WHAT YOU SHOULD DO
Quote the whole listing exactly. Leave the pictures out of your copy.

RAW RECORDS
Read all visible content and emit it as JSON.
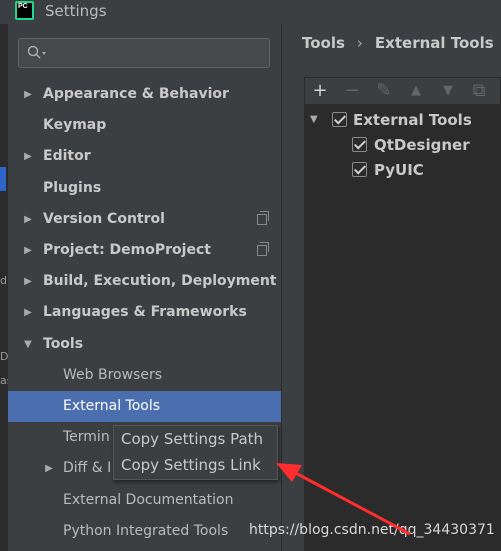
{
  "window": {
    "title": "Settings",
    "logo_text": "PC"
  },
  "left_edge": {
    "chars": [
      "d",
      "De",
      "as"
    ]
  },
  "search": {
    "placeholder": "",
    "icon": "search-icon"
  },
  "tree": [
    {
      "id": "appearance",
      "label": "Appearance & Behavior",
      "expandable": true,
      "expanded": false,
      "level": 0
    },
    {
      "id": "keymap",
      "label": "Keymap",
      "expandable": false,
      "level": 0
    },
    {
      "id": "editor",
      "label": "Editor",
      "expandable": true,
      "expanded": false,
      "level": 0
    },
    {
      "id": "plugins",
      "label": "Plugins",
      "expandable": false,
      "level": 0
    },
    {
      "id": "version-control",
      "label": "Version Control",
      "expandable": true,
      "expanded": false,
      "level": 0,
      "copy_icon": true
    },
    {
      "id": "project",
      "label": "Project: DemoProject",
      "expandable": true,
      "expanded": false,
      "level": 0,
      "copy_icon": true
    },
    {
      "id": "build",
      "label": "Build, Execution, Deployment",
      "expandable": true,
      "expanded": false,
      "level": 0
    },
    {
      "id": "languages",
      "label": "Languages & Frameworks",
      "expandable": true,
      "expanded": false,
      "level": 0
    },
    {
      "id": "tools",
      "label": "Tools",
      "expandable": true,
      "expanded": true,
      "level": 0
    },
    {
      "id": "web-browsers",
      "label": "Web Browsers",
      "level": 1
    },
    {
      "id": "external-tools",
      "label": "External Tools",
      "level": 1,
      "selected": true
    },
    {
      "id": "terminal",
      "label": "Termin",
      "level": 1
    },
    {
      "id": "diff",
      "label": "Diff & I",
      "level": 1,
      "expandable": true,
      "expanded": false
    },
    {
      "id": "external-docs",
      "label": "External Documentation",
      "level": 1
    },
    {
      "id": "python-tools",
      "label": "Python Integrated Tools",
      "level": 1
    }
  ],
  "breadcrumb": {
    "parent": "Tools",
    "separator": "›",
    "current": "External Tools"
  },
  "toolbar": {
    "add": "+",
    "remove": "−",
    "edit": "✎",
    "move_up": "▲",
    "move_down": "▼",
    "copy": "⧉"
  },
  "external_tools": {
    "group": {
      "label": "External Tools",
      "checked": true,
      "expanded": true
    },
    "items": [
      {
        "label": "QtDesigner",
        "checked": true
      },
      {
        "label": "PyUIC",
        "checked": true
      }
    ]
  },
  "context_menu": {
    "items": [
      "Copy Settings Path",
      "Copy Settings Link"
    ]
  },
  "watermark": "https://blog.csdn.net/qq_34430371",
  "colors": {
    "background": "#3c3f41",
    "selection": "#4b6eaf",
    "annotation_arrow": "#ff2d2d"
  }
}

CORRECT ANSWER
Read all visible content and emit it as JSON.
{
  "window": {
    "title": "Settings",
    "logo_text": "PC"
  },
  "left_edge": {
    "chars": [
      "d",
      "De",
      "as"
    ]
  },
  "search": {
    "placeholder": "",
    "icon": "search-icon"
  },
  "tree": [
    {
      "id": "appearance",
      "label": "Appearance & Behavior",
      "expandable": true,
      "expanded": false,
      "level": 0
    },
    {
      "id": "keymap",
      "label": "Keymap",
      "expandable": false,
      "level": 0
    },
    {
      "id": "editor",
      "label": "Editor",
      "expandable": true,
      "expanded": false,
      "level": 0
    },
    {
      "id": "plugins",
      "label": "Plugins",
      "expandable": false,
      "level": 0
    },
    {
      "id": "version-control",
      "label": "Version Control",
      "expandable": true,
      "expanded": false,
      "level": 0,
      "copy_icon": true
    },
    {
      "id": "project",
      "label": "Project: DemoProject",
      "expandable": true,
      "expanded": false,
      "level": 0,
      "copy_icon": true
    },
    {
      "id": "build",
      "label": "Build, Execution, Deployment",
      "expandable": true,
      "expanded": false,
      "level": 0
    },
    {
      "id": "languages",
      "label": "Languages & Frameworks",
      "expandable": true,
      "expanded": false,
      "level": 0
    },
    {
      "id": "tools",
      "label": "Tools",
      "expandable": true,
      "expanded": true,
      "level": 0
    },
    {
      "id": "web-browsers",
      "label": "Web Browsers",
      "level": 1
    },
    {
      "id": "external-tools",
      "label": "External Tools",
      "level": 1,
      "selected": true
    },
    {
      "id": "terminal",
      "label": "Termin",
      "level": 1
    },
    {
      "id": "diff",
      "label": "Diff & I",
      "level": 1,
      "expandable": true,
      "expanded": false
    },
    {
      "id": "external-docs",
      "label": "External Documentation",
      "level": 1
    },
    {
      "id": "python-tools",
      "label": "Python Integrated Tools",
      "level": 1
    }
  ],
  "breadcrumb": {
    "parent": "Tools",
    "separator": "›",
    "current": "External Tools"
  },
  "toolbar": {
    "add": "+",
    "remove": "−",
    "edit": "✎",
    "move_up": "▲",
    "move_down": "▼",
    "copy": "⧉"
  },
  "external_tools": {
    "group": {
      "label": "External Tools",
      "checked": true,
      "expanded": true
    },
    "items": [
      {
        "label": "QtDesigner",
        "checked": true
      },
      {
        "label": "PyUIC",
        "checked": true
      }
    ]
  },
  "context_menu": {
    "items": [
      "Copy Settings Path",
      "Copy Settings Link"
    ]
  },
  "watermark": "https://blog.csdn.net/qq_34430371",
  "colors": {
    "background": "#3c3f41",
    "selection": "#4b6eaf",
    "annotation_arrow": "#ff2d2d"
  }
}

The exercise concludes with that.